> [제공된 기록]:
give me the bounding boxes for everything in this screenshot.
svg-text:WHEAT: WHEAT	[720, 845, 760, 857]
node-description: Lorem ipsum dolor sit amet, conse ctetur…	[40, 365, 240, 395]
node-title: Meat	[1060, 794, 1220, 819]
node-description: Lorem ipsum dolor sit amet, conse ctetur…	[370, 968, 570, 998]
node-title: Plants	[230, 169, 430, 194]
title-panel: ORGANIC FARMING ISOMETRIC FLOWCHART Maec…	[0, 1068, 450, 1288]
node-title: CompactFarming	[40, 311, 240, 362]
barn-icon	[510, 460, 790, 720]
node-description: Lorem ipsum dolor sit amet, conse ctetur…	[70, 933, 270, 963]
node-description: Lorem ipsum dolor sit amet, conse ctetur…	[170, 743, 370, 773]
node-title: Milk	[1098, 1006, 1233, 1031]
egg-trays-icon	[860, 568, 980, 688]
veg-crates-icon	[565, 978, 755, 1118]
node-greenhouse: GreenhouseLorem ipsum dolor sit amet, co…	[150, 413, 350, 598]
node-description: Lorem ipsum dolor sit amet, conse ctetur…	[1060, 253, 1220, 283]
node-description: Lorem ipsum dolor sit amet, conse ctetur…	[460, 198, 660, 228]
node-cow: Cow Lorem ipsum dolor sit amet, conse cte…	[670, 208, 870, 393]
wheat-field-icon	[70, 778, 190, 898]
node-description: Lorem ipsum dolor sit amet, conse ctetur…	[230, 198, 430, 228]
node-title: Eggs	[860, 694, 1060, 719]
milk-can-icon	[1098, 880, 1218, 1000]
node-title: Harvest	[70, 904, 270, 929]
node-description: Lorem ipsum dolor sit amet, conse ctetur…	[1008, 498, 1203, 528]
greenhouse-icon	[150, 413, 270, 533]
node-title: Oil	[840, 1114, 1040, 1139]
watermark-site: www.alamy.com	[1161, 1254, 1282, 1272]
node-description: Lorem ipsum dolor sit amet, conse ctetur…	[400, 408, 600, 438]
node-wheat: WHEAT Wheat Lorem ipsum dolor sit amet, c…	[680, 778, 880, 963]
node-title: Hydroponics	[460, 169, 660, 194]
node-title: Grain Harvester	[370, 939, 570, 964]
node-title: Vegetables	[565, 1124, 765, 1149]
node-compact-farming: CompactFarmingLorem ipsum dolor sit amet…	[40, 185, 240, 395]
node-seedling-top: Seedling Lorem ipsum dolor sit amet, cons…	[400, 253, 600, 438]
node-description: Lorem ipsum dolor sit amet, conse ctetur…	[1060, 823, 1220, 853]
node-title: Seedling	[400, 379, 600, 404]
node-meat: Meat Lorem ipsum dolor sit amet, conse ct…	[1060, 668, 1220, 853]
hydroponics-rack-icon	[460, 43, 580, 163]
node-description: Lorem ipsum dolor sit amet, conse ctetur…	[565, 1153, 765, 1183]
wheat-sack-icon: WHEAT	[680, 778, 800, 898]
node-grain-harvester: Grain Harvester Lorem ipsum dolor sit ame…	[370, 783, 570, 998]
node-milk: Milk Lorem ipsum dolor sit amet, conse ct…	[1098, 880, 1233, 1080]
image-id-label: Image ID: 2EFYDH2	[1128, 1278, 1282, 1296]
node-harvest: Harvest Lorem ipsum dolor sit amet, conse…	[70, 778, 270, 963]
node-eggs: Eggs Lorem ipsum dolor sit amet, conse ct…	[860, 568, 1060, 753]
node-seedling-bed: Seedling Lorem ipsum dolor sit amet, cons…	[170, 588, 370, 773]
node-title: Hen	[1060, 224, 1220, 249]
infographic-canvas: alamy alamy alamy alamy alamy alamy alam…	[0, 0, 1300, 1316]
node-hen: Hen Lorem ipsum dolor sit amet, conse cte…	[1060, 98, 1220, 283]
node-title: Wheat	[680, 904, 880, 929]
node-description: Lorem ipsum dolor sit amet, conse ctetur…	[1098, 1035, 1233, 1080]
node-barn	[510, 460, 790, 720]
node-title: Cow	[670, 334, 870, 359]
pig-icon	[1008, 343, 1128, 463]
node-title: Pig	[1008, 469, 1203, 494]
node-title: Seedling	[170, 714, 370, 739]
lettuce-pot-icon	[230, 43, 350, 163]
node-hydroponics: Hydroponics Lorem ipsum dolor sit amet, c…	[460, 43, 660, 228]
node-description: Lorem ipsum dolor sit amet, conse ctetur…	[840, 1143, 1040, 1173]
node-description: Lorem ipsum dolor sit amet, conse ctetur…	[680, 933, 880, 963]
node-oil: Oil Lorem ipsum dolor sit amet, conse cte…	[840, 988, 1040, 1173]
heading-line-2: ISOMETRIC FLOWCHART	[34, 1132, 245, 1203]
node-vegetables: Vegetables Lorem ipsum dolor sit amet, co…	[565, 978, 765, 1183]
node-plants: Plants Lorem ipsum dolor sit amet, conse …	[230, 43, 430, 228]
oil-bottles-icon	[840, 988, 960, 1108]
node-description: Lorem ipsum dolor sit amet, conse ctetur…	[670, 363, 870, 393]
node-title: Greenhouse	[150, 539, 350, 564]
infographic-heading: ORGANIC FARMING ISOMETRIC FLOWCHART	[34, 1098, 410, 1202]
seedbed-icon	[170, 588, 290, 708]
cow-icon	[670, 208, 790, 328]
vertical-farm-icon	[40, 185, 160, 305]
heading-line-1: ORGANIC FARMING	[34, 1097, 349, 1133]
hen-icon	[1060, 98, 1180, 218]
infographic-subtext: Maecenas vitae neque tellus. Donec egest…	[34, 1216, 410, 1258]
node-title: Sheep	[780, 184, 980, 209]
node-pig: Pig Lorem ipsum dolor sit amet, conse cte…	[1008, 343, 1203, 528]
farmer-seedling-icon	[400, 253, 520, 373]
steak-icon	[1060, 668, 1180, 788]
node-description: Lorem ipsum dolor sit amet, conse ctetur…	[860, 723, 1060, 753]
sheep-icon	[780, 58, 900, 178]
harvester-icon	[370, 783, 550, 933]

> [해야 할 일]: 위 기록의 모든 줄을 한 글자도 바꾸지 말고 그대로 다시 출력해 주세요.

> [연습 결과]:
give me the bounding boxes for everything in this screenshot.
svg-text:WHEAT: WHEAT	[720, 845, 760, 857]
node-description: Lorem ipsum dolor sit amet, conse ctetur…	[40, 365, 240, 395]
node-title: Meat	[1060, 794, 1220, 819]
node-description: Lorem ipsum dolor sit amet, conse ctetur…	[370, 968, 570, 998]
node-title: Plants	[230, 169, 430, 194]
title-panel: ORGANIC FARMING ISOMETRIC FLOWCHART Maec…	[0, 1068, 450, 1288]
node-title: CompactFarming	[40, 311, 240, 362]
barn-icon	[510, 460, 790, 720]
node-description: Lorem ipsum dolor sit amet, conse ctetur…	[70, 933, 270, 963]
node-description: Lorem ipsum dolor sit amet, conse ctetur…	[170, 743, 370, 773]
node-title: Milk	[1098, 1006, 1233, 1031]
egg-trays-icon	[860, 568, 980, 688]
veg-crates-icon	[565, 978, 755, 1118]
node-greenhouse: GreenhouseLorem ipsum dolor sit amet, co…	[150, 413, 350, 598]
node-description: Lorem ipsum dolor sit amet, conse ctetur…	[1060, 253, 1220, 283]
node-description: Lorem ipsum dolor sit amet, conse ctetur…	[460, 198, 660, 228]
node-cow: Cow Lorem ipsum dolor sit amet, conse cte…	[670, 208, 870, 393]
wheat-field-icon	[70, 778, 190, 898]
node-description: Lorem ipsum dolor sit amet, conse ctetur…	[230, 198, 430, 228]
node-title: Eggs	[860, 694, 1060, 719]
milk-can-icon	[1098, 880, 1218, 1000]
node-title: Harvest	[70, 904, 270, 929]
node-description: Lorem ipsum dolor sit amet, conse ctetur…	[1008, 498, 1203, 528]
greenhouse-icon	[150, 413, 270, 533]
node-title: Oil	[840, 1114, 1040, 1139]
watermark-site: www.alamy.com	[1161, 1254, 1282, 1272]
node-description: Lorem ipsum dolor sit amet, conse ctetur…	[400, 408, 600, 438]
node-wheat: WHEAT Wheat Lorem ipsum dolor sit amet, c…	[680, 778, 880, 963]
node-title: Hydroponics	[460, 169, 660, 194]
node-title: Grain Harvester	[370, 939, 570, 964]
node-title: Vegetables	[565, 1124, 765, 1149]
node-compact-farming: CompactFarmingLorem ipsum dolor sit amet…	[40, 185, 240, 395]
node-seedling-top: Seedling Lorem ipsum dolor sit amet, cons…	[400, 253, 600, 438]
node-description: Lorem ipsum dolor sit amet, conse ctetur…	[1060, 823, 1220, 853]
node-title: Seedling	[400, 379, 600, 404]
node-meat: Meat Lorem ipsum dolor sit amet, conse ct…	[1060, 668, 1220, 853]
hydroponics-rack-icon	[460, 43, 580, 163]
node-description: Lorem ipsum dolor sit amet, conse ctetur…	[565, 1153, 765, 1183]
wheat-sack-icon: WHEAT	[680, 778, 800, 898]
node-grain-harvester: Grain Harvester Lorem ipsum dolor sit ame…	[370, 783, 570, 998]
node-milk: Milk Lorem ipsum dolor sit amet, conse ct…	[1098, 880, 1233, 1080]
image-id-label: Image ID: 2EFYDH2	[1128, 1278, 1282, 1296]
node-harvest: Harvest Lorem ipsum dolor sit amet, conse…	[70, 778, 270, 963]
node-eggs: Eggs Lorem ipsum dolor sit amet, conse ct…	[860, 568, 1060, 753]
node-seedling-bed: Seedling Lorem ipsum dolor sit amet, cons…	[170, 588, 370, 773]
node-title: Hen	[1060, 224, 1220, 249]
infographic-canvas: alamy alamy alamy alamy alamy alamy alam…	[0, 0, 1300, 1316]
node-hen: Hen Lorem ipsum dolor sit amet, conse cte…	[1060, 98, 1220, 283]
node-title: Wheat	[680, 904, 880, 929]
node-description: Lorem ipsum dolor sit amet, conse ctetur…	[1098, 1035, 1233, 1080]
node-barn	[510, 460, 790, 720]
node-title: Cow	[670, 334, 870, 359]
pig-icon	[1008, 343, 1128, 463]
node-title: Pig	[1008, 469, 1203, 494]
node-title: Seedling	[170, 714, 370, 739]
lettuce-pot-icon	[230, 43, 350, 163]
node-hydroponics: Hydroponics Lorem ipsum dolor sit amet, c…	[460, 43, 660, 228]
node-description: Lorem ipsum dolor sit amet, conse ctetur…	[840, 1143, 1040, 1173]
node-description: Lorem ipsum dolor sit amet, conse ctetur…	[680, 933, 880, 963]
node-oil: Oil Lorem ipsum dolor sit amet, conse cte…	[840, 988, 1040, 1173]
heading-line-2: ISOMETRIC FLOWCHART	[34, 1132, 245, 1203]
node-vegetables: Vegetables Lorem ipsum dolor sit amet, co…	[565, 978, 765, 1183]
node-plants: Plants Lorem ipsum dolor sit amet, conse …	[230, 43, 430, 228]
oil-bottles-icon	[840, 988, 960, 1108]
node-description: Lorem ipsum dolor sit amet, conse ctetur…	[670, 363, 870, 393]
node-title: Greenhouse	[150, 539, 350, 564]
infographic-heading: ORGANIC FARMING ISOMETRIC FLOWCHART	[34, 1098, 410, 1202]
seedbed-icon	[170, 588, 290, 708]
cow-icon	[670, 208, 790, 328]
vertical-farm-icon	[40, 185, 160, 305]
heading-line-1: ORGANIC FARMING	[34, 1097, 349, 1133]
hen-icon	[1060, 98, 1180, 218]
infographic-subtext: Maecenas vitae neque tellus. Donec egest…	[34, 1216, 410, 1258]
node-title: Sheep	[780, 184, 980, 209]
node-pig: Pig Lorem ipsum dolor sit amet, conse cte…	[1008, 343, 1203, 528]
farmer-seedling-icon	[400, 253, 520, 373]
steak-icon	[1060, 668, 1180, 788]
node-description: Lorem ipsum dolor sit amet, conse ctetur…	[860, 723, 1060, 753]
sheep-icon	[780, 58, 900, 178]
harvester-icon	[370, 783, 550, 933]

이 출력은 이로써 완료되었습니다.